Please translate this sentence from the passage on WWT's transaction hub into Spanish: "These controls enabled a streamlined accounts payable and PO settlement process for the OEM."

--- SOURCE TEXT ---

WWT was charged with developing and implementing an electronic transaction hub, handling the exchange of data between suppliers and the OEM. This technology-intense purchasing process was aimed at increasing control, enabling automation and reducing human intervention. Specifically, WWT's tasks were defined around the cost-effective management of purchase orders and invoices in a real-time, collaborative fashion. In this case, collaboration referred to the near-instant (within minutes) exchange of documents back and forth with suppliers in such a way that accuracy of key business process parameters, such as prices and line items, was maximized and sustained.

To provide the technology infrastructure required for such a system, WWT partnered with ClearOrbit to deploy ClearOrbit's Purchase Order Collaborator (POC). POC is an Internet-based, scalable, real-time collaborative solution for companies to manage POs, deliveries and invoices with suppliers, regardless of size and technology resources available at each supplier.

With the control POC added, WWT could ensure that orders matched shipments before physical product started moving and additional costs were incurred. These controls enabled a streamlined accounts payable and PO settlement process for the OEM. POC also integrated directly to the OEM's ERP system without the need for additional layers of data; therefore, no duplication was necessary. Additionally, POC's customizable platform has a rules engine that allows controlled flow of information, so the tool could be tailored to the OEM's specific business process needs.

--- LISTED RECORDS ---

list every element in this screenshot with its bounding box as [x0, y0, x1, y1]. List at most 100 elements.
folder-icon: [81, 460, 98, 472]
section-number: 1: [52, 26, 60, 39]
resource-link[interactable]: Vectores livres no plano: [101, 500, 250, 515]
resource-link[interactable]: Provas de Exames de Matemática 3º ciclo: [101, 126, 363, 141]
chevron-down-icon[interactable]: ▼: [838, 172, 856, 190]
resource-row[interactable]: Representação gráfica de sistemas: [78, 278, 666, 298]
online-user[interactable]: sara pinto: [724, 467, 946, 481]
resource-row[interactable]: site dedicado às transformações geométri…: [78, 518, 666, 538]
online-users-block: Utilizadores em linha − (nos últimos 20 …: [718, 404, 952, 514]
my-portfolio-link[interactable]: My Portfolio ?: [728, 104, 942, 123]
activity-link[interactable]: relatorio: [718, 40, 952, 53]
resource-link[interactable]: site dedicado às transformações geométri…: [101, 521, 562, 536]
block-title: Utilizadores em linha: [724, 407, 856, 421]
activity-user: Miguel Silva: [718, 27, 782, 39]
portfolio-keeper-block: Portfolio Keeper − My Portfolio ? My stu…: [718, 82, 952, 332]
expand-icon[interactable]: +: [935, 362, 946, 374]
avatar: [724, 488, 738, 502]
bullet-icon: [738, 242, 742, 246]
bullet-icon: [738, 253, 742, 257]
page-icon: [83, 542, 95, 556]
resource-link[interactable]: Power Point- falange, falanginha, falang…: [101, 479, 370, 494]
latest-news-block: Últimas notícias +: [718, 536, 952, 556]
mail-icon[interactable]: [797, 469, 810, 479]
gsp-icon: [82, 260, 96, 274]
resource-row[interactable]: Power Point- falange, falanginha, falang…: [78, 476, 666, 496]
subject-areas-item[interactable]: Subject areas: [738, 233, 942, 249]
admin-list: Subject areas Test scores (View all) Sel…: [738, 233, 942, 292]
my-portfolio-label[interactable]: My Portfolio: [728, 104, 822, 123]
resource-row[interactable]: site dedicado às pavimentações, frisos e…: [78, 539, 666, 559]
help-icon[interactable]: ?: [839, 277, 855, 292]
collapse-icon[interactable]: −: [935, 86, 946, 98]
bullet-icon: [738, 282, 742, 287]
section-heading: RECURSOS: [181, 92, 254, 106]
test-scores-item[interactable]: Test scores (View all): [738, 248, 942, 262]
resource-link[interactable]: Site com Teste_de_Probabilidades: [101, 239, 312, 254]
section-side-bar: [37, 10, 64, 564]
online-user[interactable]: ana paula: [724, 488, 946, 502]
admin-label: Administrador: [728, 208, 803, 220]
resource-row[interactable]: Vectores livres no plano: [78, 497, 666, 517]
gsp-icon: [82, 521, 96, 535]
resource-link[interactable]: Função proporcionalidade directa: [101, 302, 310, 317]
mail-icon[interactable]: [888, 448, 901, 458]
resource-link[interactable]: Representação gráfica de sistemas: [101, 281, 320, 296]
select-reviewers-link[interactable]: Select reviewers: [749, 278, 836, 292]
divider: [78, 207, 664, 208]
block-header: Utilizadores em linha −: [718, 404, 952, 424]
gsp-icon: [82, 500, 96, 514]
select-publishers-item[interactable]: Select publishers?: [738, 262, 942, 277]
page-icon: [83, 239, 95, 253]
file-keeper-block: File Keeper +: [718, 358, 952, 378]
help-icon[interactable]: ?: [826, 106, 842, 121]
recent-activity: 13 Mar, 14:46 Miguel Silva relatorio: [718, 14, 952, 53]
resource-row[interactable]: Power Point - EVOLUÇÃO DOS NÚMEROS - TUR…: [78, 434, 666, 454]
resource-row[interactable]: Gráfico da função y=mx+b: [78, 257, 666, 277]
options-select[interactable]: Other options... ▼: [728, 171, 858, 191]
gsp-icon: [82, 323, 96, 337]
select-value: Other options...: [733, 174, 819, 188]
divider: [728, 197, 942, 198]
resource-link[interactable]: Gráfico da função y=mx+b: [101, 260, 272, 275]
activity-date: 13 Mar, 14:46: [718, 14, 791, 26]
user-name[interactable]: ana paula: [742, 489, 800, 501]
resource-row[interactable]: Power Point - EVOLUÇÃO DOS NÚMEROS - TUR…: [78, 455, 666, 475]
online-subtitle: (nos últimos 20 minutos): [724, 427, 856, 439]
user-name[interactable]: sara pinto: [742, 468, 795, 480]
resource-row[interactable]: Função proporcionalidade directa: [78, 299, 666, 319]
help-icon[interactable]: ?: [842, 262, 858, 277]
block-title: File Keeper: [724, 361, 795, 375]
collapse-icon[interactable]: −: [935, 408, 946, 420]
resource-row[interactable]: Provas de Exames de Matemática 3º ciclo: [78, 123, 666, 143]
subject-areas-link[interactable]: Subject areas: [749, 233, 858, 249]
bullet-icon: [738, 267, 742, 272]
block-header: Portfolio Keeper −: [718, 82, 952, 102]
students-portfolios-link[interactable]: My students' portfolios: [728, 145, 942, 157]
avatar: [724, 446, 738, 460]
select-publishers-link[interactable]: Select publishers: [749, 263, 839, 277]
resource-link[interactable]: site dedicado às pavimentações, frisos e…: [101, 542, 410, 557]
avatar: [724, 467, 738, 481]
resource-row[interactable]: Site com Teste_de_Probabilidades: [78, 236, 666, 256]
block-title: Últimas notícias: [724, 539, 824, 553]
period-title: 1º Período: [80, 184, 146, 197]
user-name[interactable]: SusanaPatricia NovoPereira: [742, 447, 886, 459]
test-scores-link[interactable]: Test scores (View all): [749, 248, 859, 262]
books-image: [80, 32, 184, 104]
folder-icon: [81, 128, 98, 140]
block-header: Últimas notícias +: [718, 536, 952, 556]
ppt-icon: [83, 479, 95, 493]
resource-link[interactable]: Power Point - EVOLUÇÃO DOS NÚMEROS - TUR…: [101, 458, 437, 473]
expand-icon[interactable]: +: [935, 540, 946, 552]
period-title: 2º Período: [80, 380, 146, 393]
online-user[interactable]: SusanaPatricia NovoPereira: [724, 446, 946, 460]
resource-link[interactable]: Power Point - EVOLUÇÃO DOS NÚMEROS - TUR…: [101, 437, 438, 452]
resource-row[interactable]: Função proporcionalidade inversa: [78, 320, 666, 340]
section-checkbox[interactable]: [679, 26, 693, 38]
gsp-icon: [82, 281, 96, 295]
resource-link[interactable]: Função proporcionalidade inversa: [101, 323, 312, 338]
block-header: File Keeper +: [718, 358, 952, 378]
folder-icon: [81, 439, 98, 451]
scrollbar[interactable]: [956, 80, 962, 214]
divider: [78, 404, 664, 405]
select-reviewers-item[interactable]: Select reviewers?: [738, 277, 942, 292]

---

• ANSWER: Estos controles hicieron posible un proceso optimizado de cuentas por pagar y de liquidación de PO para el OEM.